(Entries from a visual dataset)
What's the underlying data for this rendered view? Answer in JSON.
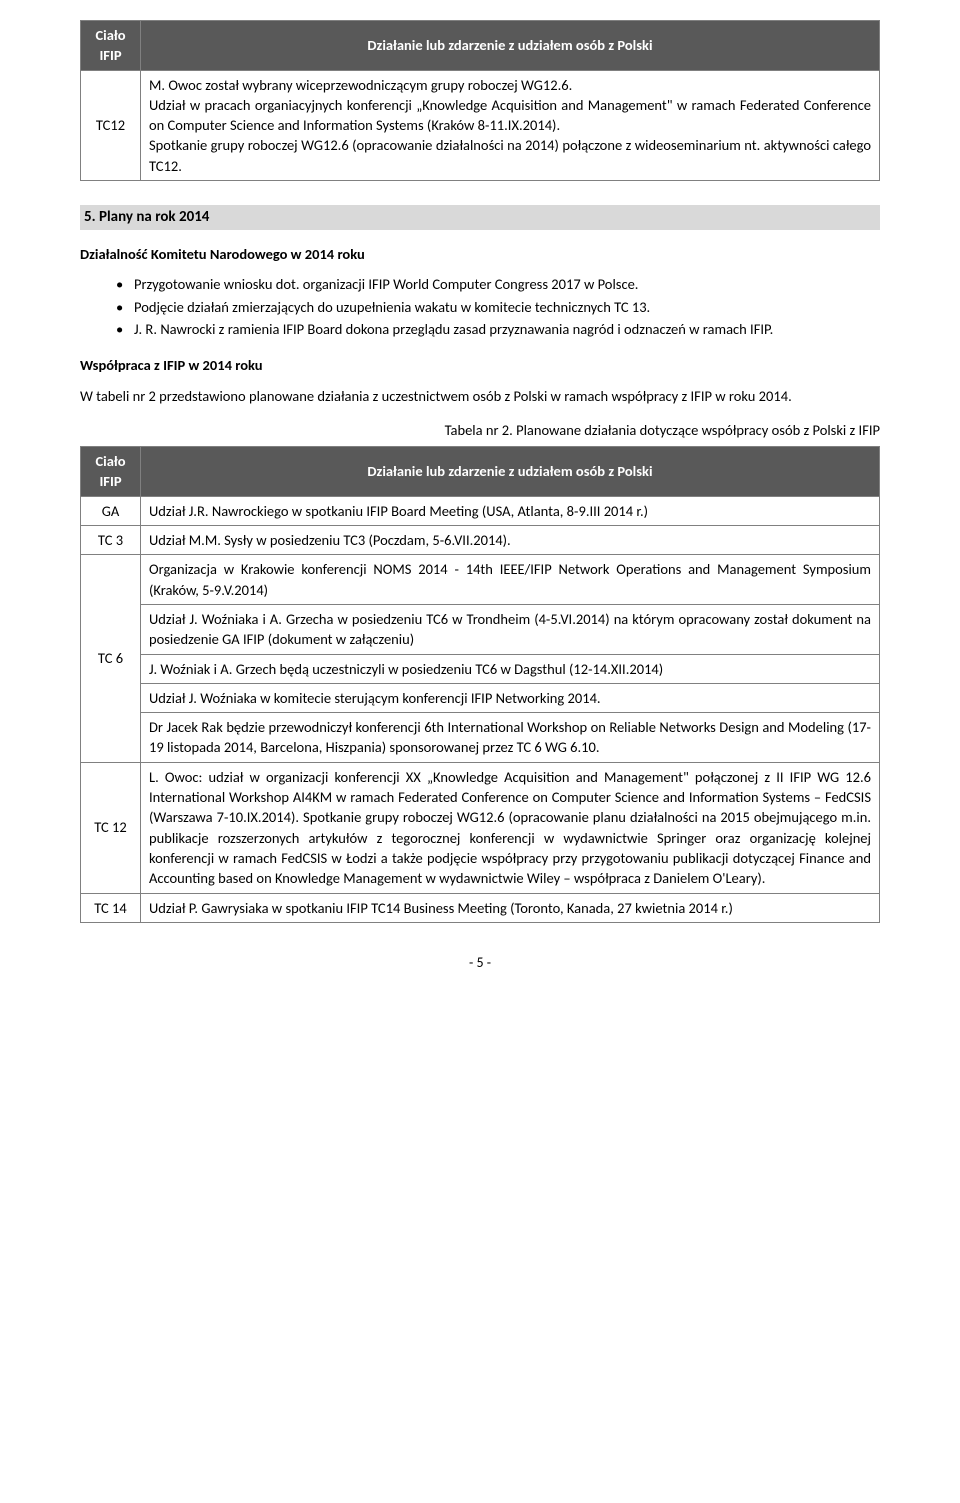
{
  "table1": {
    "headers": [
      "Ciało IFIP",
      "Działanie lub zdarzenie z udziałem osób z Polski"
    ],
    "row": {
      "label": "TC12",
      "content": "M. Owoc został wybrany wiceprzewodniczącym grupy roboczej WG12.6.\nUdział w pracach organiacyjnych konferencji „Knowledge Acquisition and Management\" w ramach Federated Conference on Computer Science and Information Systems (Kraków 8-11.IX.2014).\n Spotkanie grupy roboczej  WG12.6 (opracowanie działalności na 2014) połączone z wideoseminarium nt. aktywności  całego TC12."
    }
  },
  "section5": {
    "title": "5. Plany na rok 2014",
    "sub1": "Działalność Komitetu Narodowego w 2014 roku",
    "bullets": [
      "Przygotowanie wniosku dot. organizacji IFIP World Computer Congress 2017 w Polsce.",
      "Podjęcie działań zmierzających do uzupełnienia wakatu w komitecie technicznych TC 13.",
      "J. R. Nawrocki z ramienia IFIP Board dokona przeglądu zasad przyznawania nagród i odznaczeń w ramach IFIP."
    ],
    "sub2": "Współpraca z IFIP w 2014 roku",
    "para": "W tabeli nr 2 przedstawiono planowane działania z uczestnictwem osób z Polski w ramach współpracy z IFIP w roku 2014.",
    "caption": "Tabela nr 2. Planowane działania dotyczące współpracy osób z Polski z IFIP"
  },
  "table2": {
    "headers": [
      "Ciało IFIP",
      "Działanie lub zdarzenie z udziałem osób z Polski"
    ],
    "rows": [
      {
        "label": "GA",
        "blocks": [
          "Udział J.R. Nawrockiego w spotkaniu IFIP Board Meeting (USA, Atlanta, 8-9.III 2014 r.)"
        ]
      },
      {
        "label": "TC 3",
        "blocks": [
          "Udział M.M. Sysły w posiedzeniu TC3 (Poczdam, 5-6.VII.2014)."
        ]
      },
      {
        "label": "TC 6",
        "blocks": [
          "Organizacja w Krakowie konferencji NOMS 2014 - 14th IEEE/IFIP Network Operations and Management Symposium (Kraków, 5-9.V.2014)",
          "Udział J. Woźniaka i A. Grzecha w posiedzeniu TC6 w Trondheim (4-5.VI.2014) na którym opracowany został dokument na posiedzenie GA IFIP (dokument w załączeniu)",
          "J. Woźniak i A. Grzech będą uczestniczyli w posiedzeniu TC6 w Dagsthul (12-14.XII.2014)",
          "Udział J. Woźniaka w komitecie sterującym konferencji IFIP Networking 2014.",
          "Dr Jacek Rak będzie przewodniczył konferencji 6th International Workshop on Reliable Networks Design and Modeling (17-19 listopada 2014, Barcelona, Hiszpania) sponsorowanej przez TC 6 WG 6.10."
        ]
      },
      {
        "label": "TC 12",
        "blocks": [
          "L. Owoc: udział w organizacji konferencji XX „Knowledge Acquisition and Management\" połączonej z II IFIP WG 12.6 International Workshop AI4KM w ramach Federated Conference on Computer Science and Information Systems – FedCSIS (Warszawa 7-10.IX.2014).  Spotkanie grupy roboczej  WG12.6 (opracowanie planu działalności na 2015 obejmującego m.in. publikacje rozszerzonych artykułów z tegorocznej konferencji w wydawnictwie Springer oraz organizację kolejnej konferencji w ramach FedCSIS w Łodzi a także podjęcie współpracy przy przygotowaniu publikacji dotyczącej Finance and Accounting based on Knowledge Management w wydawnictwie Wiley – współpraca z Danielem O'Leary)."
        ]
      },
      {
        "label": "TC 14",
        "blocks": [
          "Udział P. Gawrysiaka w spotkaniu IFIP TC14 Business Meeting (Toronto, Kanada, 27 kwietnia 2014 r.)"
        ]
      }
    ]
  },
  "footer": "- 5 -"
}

— Request —
Within the data above, count the lines that contain the string "Polski"; the reply is the number alone.

— Answer —
4